* Excerpted records
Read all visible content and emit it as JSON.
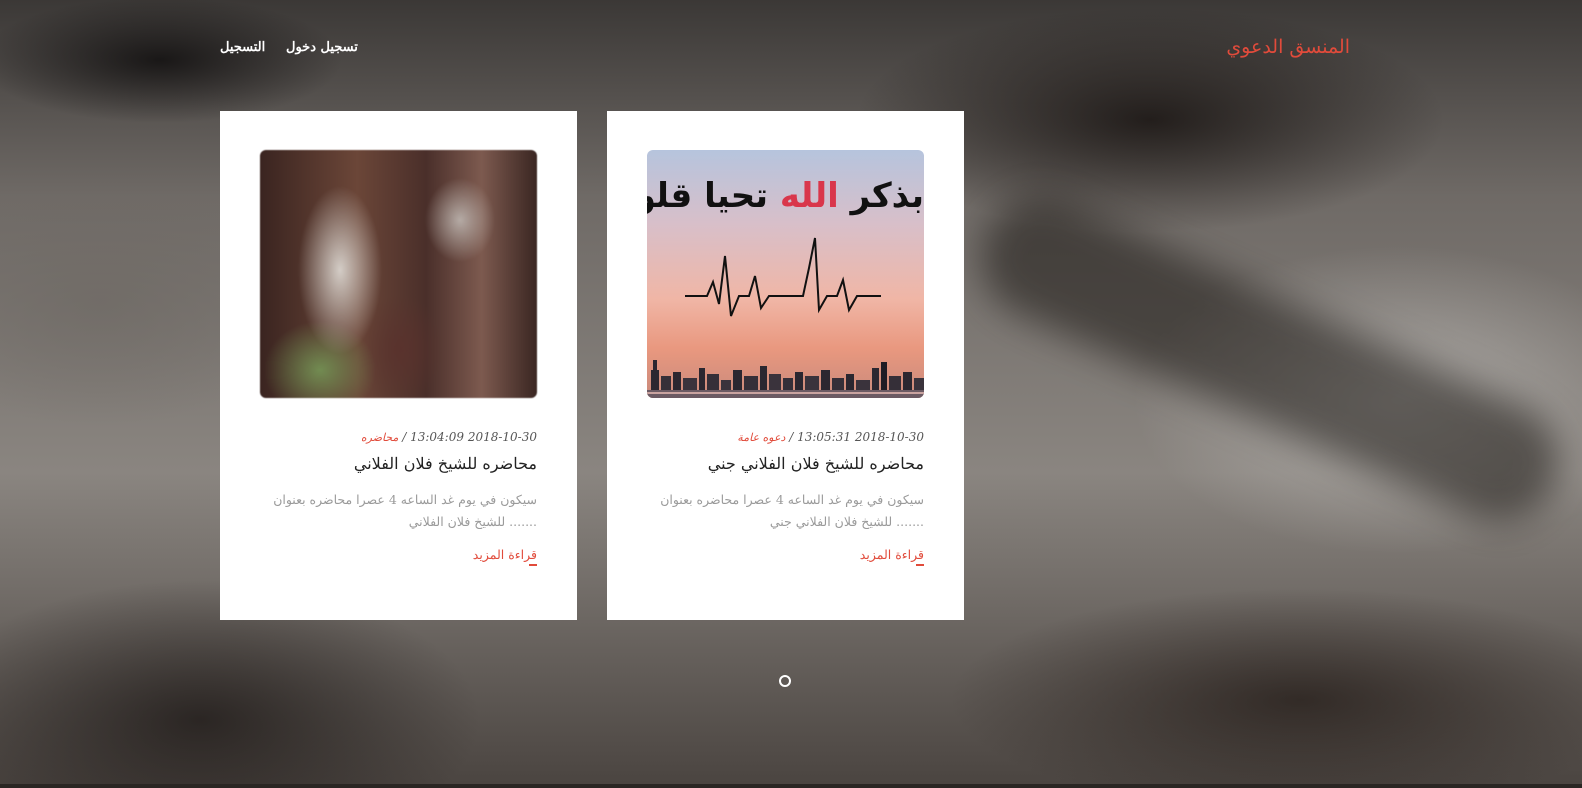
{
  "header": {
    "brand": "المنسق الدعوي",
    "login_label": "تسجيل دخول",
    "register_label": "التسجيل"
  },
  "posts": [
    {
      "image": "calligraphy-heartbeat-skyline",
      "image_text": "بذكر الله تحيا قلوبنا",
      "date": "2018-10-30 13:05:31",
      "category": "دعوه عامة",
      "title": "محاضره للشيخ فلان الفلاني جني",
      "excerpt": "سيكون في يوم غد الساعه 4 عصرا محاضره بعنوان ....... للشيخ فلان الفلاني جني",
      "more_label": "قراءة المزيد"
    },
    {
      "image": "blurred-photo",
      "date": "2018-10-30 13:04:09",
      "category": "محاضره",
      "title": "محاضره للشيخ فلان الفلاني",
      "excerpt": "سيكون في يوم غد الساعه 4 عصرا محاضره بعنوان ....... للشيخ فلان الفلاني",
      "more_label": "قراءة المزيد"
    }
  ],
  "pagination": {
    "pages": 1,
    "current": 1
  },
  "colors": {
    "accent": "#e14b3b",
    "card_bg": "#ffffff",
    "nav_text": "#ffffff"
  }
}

* Work instructions
Copy every line of the data exactly as written, excluding the pictures.

* Answer to this exercise
Read all visible content and emit it as JSON.
{
  "header": {
    "brand": "المنسق الدعوي",
    "login_label": "تسجيل دخول",
    "register_label": "التسجيل"
  },
  "posts": [
    {
      "image": "calligraphy-heartbeat-skyline",
      "image_text": "بذكر الله تحيا قلوبنا",
      "date": "2018-10-30 13:05:31",
      "category": "دعوه عامة",
      "title": "محاضره للشيخ فلان الفلاني جني",
      "excerpt": "سيكون في يوم غد الساعه 4 عصرا محاضره بعنوان ....... للشيخ فلان الفلاني جني",
      "more_label": "قراءة المزيد"
    },
    {
      "image": "blurred-photo",
      "date": "2018-10-30 13:04:09",
      "category": "محاضره",
      "title": "محاضره للشيخ فلان الفلاني",
      "excerpt": "سيكون في يوم غد الساعه 4 عصرا محاضره بعنوان ....... للشيخ فلان الفلاني",
      "more_label": "قراءة المزيد"
    }
  ],
  "pagination": {
    "pages": 1,
    "current": 1
  },
  "colors": {
    "accent": "#e14b3b",
    "card_bg": "#ffffff",
    "nav_text": "#ffffff"
  }
}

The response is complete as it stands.